Description of the task
Extract every line where the string "や環境保護" appears.

— BEGIN Task input —

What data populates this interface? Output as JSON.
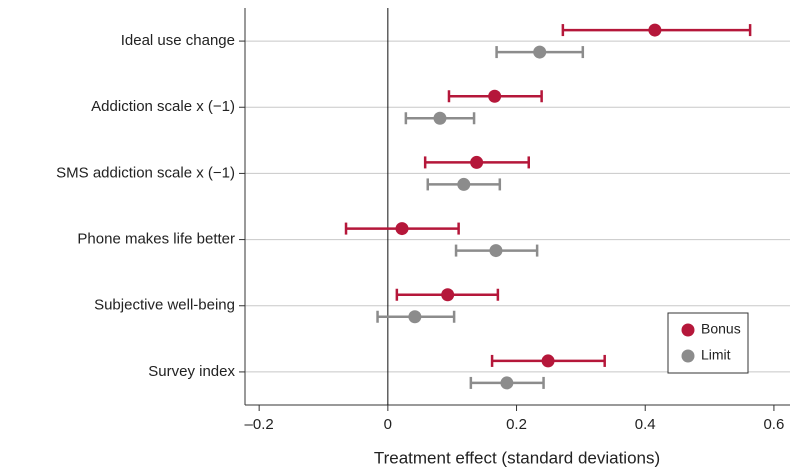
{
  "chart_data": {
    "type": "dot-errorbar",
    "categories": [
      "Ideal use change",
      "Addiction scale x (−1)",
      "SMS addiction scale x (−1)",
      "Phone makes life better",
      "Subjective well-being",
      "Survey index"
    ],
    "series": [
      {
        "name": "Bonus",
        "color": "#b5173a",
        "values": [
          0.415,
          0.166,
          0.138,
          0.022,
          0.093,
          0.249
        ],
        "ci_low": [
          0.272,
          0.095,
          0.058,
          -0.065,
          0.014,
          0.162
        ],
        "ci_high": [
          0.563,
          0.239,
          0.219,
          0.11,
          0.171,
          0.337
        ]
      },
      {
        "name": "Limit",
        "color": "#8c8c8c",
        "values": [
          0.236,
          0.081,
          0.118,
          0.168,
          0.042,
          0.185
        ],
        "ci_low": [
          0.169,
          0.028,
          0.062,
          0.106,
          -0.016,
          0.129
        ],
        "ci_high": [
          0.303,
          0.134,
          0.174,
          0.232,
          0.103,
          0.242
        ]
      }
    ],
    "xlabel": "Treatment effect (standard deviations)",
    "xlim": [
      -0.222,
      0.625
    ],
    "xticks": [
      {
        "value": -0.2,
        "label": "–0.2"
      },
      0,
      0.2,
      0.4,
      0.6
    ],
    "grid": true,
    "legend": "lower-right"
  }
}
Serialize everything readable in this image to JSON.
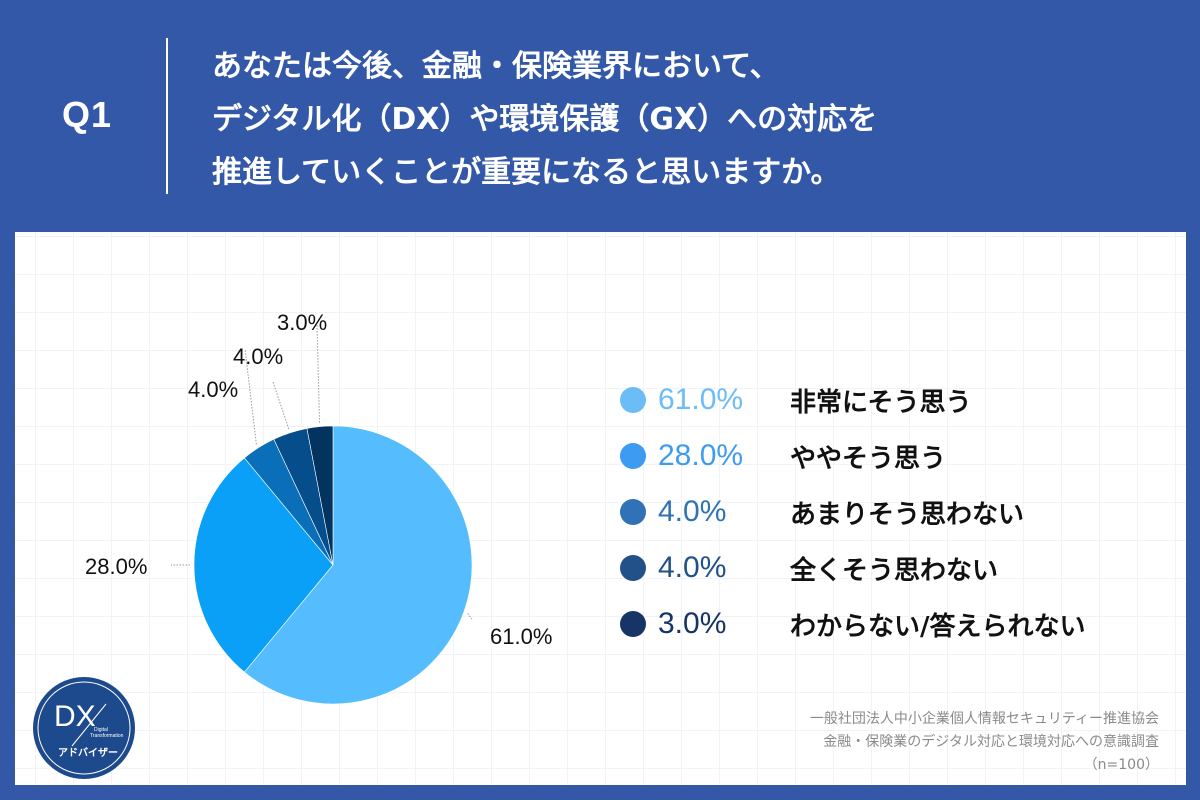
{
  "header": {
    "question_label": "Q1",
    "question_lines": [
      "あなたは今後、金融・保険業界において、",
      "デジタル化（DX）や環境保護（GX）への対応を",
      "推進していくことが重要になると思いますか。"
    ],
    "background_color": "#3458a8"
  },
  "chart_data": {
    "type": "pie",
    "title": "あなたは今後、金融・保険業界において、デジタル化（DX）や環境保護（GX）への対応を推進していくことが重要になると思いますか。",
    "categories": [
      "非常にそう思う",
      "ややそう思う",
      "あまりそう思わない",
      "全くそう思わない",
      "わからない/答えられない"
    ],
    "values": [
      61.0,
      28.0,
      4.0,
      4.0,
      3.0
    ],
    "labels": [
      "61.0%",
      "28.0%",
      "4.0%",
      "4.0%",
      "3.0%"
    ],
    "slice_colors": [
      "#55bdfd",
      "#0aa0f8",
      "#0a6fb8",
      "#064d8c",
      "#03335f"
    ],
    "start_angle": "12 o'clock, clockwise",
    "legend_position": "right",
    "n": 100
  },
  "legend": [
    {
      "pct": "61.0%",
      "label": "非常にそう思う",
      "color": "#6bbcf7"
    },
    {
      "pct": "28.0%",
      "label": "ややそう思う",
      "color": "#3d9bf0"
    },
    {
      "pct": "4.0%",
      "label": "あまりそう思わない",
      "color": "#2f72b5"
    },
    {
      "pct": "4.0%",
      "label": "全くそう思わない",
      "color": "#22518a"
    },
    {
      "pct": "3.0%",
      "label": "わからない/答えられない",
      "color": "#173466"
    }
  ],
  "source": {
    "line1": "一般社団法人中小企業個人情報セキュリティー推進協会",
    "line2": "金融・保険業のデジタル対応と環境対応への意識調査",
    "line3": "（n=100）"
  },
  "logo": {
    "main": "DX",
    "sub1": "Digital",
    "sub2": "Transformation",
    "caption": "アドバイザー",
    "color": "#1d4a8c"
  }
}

— END Task input —

Exercise answer
      "デジタル化（DX）や環境保護（GX）への対応を",
    "title": "あなたは今後、金融・保険業界において、デジタル化（DX）や環境保護（GX）への対応を推進していくことが重要になると思いますか。",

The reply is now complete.